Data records
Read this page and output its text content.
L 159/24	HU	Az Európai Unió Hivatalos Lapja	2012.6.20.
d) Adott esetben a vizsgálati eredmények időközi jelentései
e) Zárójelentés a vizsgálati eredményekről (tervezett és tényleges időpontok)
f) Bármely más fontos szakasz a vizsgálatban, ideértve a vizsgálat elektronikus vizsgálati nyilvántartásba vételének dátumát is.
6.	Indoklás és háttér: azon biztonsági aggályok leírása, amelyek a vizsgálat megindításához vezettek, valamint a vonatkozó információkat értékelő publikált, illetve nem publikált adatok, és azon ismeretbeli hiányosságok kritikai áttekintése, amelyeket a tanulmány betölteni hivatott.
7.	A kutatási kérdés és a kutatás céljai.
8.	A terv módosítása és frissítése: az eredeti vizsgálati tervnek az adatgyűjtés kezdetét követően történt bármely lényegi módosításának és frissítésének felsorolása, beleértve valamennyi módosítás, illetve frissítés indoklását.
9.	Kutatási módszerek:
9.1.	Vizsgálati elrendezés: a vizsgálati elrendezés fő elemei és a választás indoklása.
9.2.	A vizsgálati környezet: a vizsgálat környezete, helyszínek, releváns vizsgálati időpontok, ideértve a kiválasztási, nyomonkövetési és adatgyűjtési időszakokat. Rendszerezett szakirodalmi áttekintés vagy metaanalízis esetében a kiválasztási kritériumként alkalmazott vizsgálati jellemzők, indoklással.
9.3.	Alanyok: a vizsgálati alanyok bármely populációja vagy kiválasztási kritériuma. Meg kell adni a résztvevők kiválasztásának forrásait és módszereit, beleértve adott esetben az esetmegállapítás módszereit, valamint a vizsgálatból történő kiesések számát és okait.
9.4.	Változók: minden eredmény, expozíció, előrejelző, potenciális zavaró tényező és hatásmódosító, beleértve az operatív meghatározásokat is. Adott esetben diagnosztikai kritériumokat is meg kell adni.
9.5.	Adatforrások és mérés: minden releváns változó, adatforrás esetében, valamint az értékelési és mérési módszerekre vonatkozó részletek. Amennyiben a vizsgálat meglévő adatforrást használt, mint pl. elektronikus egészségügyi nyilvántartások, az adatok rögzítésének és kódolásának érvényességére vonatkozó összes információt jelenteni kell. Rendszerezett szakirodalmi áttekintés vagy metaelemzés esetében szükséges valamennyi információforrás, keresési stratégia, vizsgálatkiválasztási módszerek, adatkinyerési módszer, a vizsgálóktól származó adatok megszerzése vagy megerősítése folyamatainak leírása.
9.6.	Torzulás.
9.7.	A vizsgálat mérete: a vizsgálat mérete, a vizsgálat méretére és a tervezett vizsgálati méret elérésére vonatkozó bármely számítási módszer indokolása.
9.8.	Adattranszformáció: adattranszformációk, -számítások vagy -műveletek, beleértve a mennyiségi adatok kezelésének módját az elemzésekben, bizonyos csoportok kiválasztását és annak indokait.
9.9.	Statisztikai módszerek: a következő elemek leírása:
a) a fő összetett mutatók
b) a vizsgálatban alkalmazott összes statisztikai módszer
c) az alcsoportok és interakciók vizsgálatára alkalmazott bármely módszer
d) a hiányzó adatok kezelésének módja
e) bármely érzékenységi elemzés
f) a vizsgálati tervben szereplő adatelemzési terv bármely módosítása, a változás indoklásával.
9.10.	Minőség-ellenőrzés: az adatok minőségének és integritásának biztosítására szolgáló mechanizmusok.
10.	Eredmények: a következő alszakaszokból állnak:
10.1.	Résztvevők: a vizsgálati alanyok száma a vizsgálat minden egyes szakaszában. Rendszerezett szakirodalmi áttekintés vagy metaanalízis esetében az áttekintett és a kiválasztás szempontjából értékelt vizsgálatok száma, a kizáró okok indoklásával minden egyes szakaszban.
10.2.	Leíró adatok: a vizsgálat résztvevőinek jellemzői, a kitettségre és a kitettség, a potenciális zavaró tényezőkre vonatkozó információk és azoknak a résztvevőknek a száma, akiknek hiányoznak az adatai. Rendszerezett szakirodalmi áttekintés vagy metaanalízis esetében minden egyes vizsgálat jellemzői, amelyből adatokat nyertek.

• **Instructions for the task**:
Track down all lines above with the string "tervezett" and copy them.

• **Solution for this task**:
e) Zárójelentés a vizsgálati eredményekről (tervezett és tényleges időpontok)
9.7.	A vizsgálat mérete: a vizsgálat mérete, a vizsgálat méretére és a tervezett vizsgálati méret elérésére vonatkozó bármely számítási módszer indokolása.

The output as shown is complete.